'''

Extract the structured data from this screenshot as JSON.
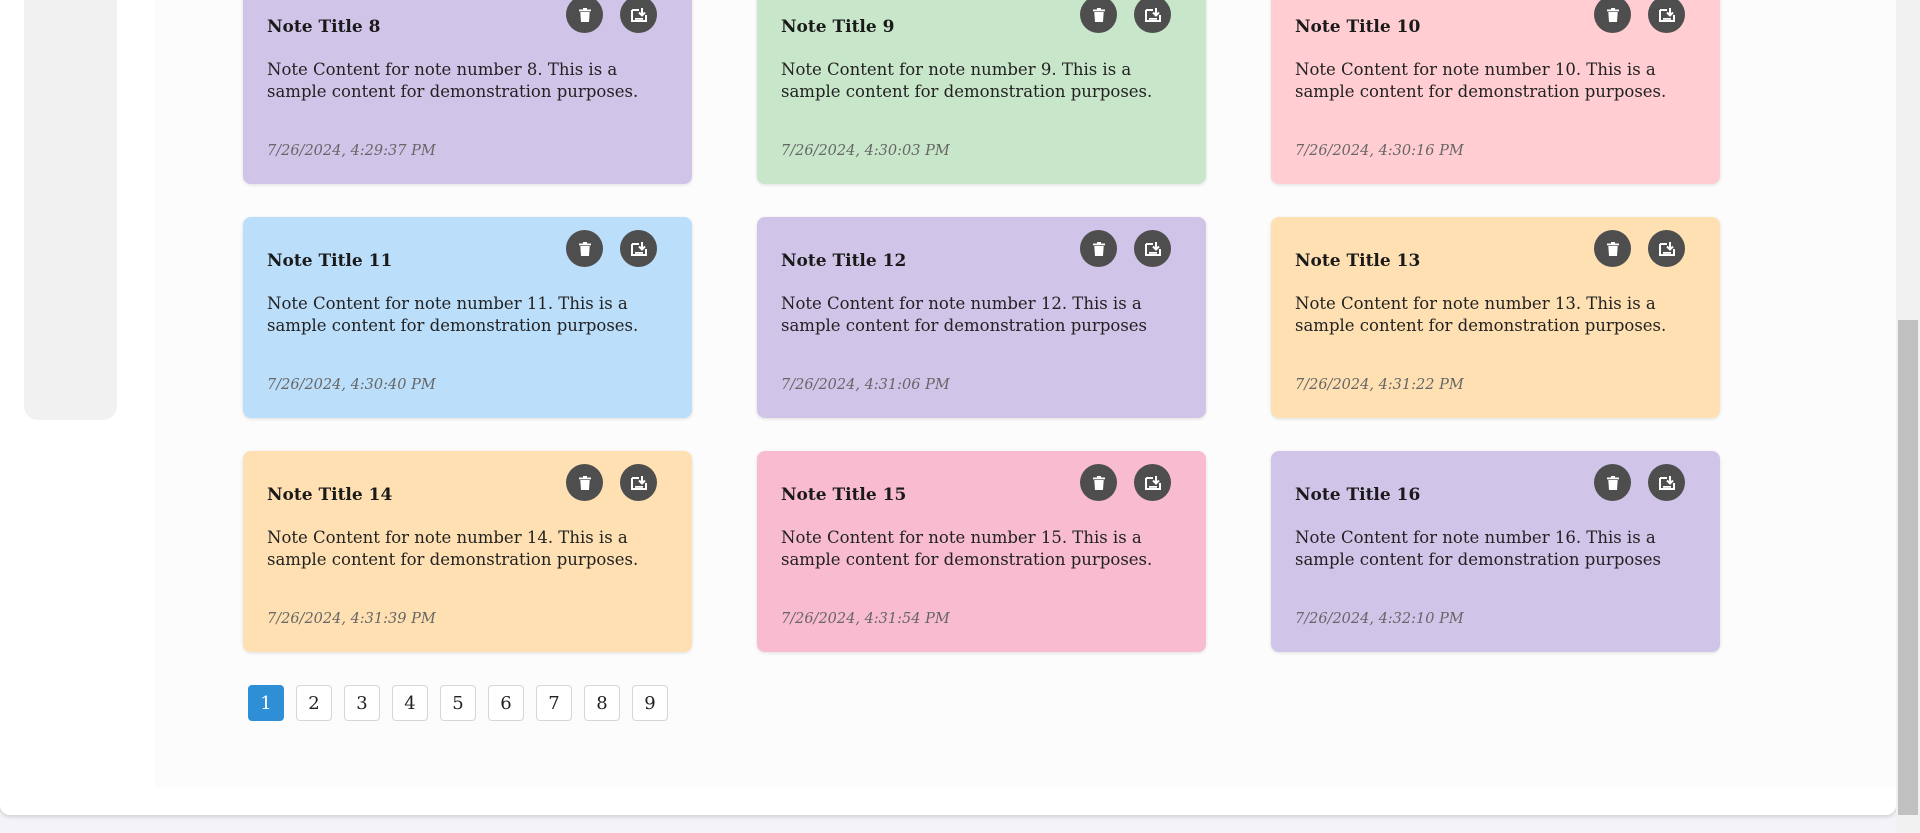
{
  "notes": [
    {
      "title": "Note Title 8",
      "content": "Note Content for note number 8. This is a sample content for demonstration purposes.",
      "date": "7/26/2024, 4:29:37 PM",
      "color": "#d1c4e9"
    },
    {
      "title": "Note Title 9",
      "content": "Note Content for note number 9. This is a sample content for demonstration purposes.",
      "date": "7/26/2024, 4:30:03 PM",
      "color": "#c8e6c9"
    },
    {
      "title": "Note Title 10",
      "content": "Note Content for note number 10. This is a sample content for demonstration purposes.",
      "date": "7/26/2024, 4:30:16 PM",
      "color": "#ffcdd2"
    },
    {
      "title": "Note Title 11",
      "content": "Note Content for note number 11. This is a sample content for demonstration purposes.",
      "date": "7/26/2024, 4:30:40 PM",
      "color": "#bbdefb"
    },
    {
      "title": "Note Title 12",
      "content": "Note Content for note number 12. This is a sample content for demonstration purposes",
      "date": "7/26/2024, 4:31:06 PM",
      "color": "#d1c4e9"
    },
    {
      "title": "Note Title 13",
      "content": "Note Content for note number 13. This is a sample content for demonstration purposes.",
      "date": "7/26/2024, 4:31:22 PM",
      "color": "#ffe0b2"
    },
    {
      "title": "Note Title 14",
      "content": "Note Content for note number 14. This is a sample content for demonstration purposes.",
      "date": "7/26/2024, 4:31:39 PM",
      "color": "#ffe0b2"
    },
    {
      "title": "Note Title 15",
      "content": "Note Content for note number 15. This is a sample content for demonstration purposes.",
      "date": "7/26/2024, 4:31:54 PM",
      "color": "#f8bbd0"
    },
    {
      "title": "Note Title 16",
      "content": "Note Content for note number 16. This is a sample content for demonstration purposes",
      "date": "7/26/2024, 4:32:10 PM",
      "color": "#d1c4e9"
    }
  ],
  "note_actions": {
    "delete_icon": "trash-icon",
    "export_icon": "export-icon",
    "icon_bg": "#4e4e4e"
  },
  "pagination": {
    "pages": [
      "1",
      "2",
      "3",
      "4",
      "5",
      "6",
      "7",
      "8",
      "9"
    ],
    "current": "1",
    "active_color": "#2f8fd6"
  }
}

'''
'''

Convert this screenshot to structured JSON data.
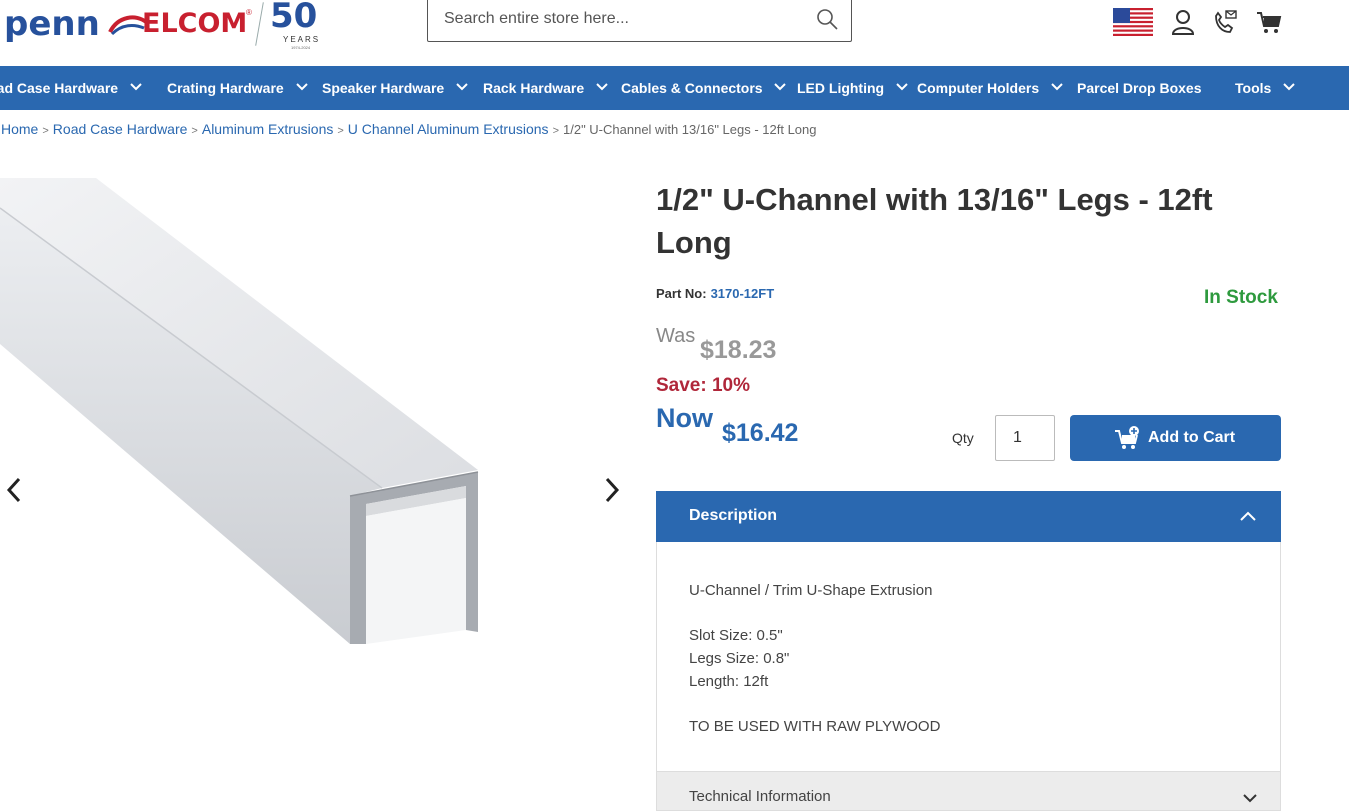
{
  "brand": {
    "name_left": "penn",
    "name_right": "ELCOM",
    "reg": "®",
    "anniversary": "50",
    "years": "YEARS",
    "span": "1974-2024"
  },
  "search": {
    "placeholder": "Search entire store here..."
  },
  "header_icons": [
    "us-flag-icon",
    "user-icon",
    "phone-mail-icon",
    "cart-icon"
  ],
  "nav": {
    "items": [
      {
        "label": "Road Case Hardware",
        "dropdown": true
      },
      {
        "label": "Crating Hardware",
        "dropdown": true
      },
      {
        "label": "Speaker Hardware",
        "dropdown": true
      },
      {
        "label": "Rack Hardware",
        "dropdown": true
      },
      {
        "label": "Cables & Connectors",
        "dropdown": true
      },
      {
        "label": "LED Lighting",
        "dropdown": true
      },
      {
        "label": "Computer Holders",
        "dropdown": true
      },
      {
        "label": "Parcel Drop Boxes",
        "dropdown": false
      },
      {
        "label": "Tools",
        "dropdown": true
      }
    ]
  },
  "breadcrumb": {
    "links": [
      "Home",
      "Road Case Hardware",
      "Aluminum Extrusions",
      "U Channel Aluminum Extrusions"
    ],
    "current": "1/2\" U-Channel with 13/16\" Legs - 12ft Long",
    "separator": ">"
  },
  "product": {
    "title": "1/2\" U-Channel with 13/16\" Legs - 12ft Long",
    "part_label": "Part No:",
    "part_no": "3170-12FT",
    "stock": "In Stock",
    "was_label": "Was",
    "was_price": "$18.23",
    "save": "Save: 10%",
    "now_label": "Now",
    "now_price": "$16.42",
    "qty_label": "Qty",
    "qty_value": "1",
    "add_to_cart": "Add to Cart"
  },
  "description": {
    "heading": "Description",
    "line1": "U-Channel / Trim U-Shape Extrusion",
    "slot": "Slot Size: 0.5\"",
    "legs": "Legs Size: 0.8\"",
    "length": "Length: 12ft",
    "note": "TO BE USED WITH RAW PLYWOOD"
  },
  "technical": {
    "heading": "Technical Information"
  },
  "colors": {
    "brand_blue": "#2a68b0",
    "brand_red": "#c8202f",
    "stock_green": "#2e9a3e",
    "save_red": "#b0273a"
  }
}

'''
'''

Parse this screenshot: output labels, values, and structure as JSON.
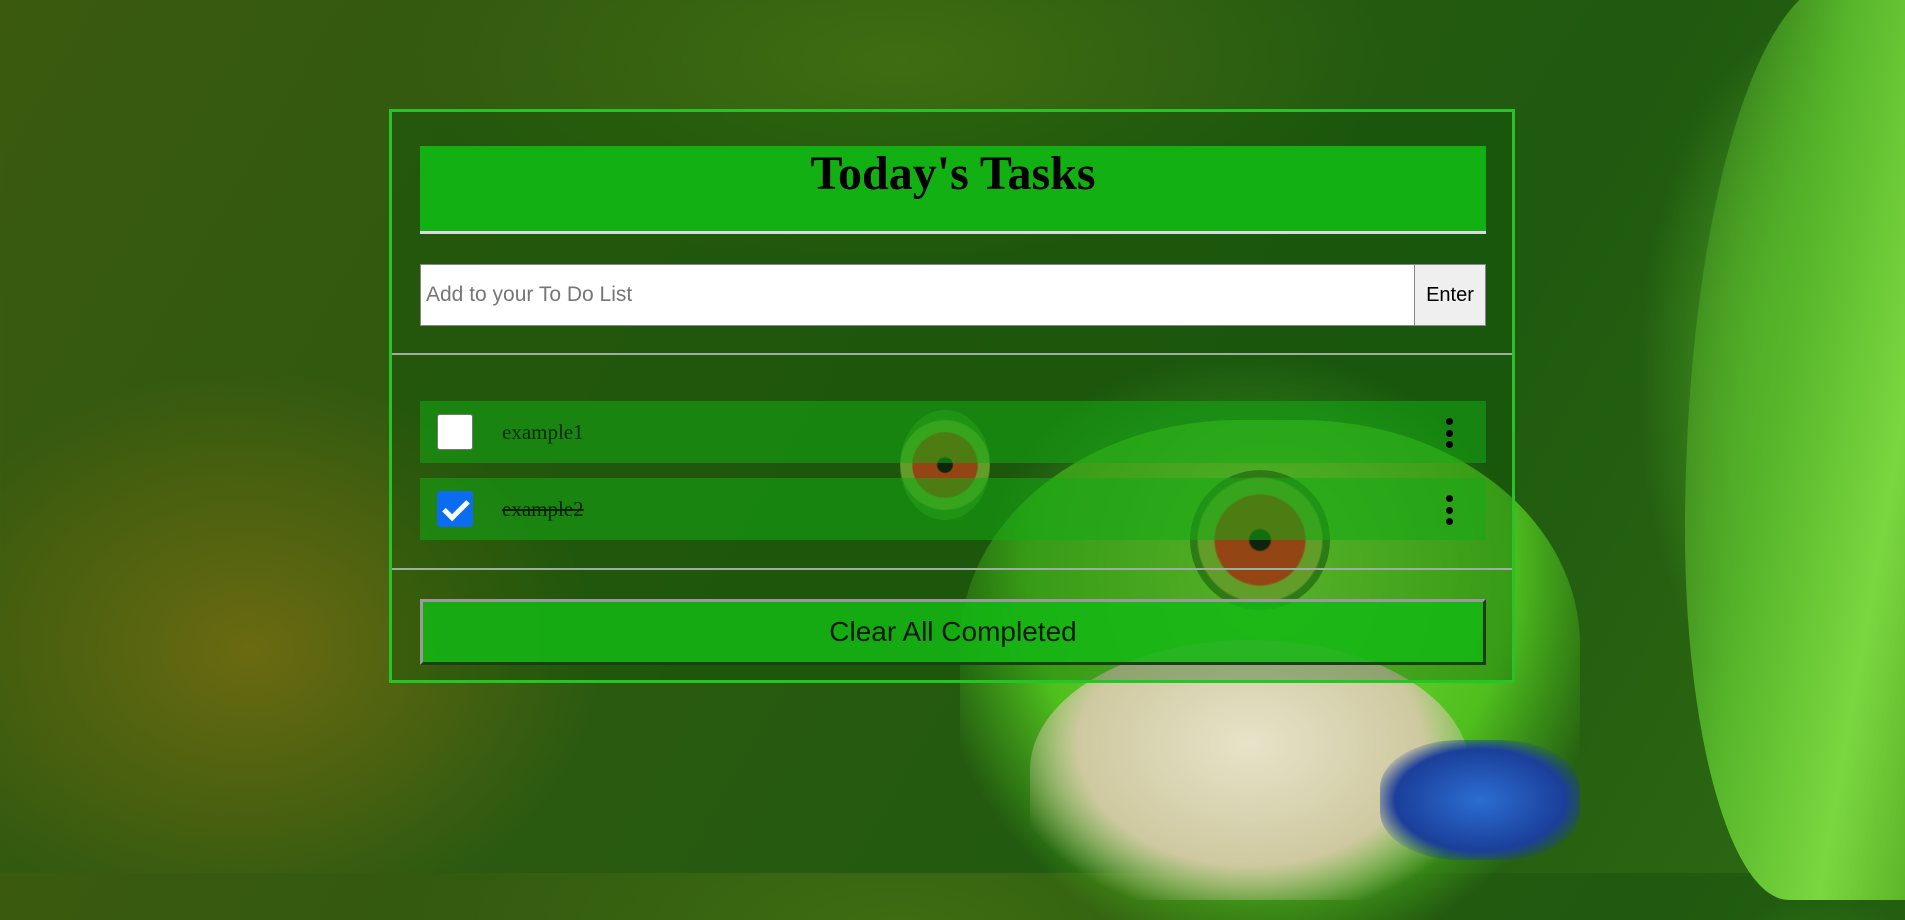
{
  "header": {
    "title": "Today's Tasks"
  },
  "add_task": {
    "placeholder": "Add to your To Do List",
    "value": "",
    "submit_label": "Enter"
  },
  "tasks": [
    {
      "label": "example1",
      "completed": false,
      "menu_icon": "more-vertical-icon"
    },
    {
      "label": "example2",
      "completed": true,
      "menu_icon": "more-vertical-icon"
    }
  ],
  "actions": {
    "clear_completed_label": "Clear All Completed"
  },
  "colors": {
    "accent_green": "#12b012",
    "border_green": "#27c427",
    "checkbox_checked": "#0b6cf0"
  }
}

'''

# Written problem:
Of the lines above, how many include the word "date"? Reply with the number only.

# Solution for this task:
9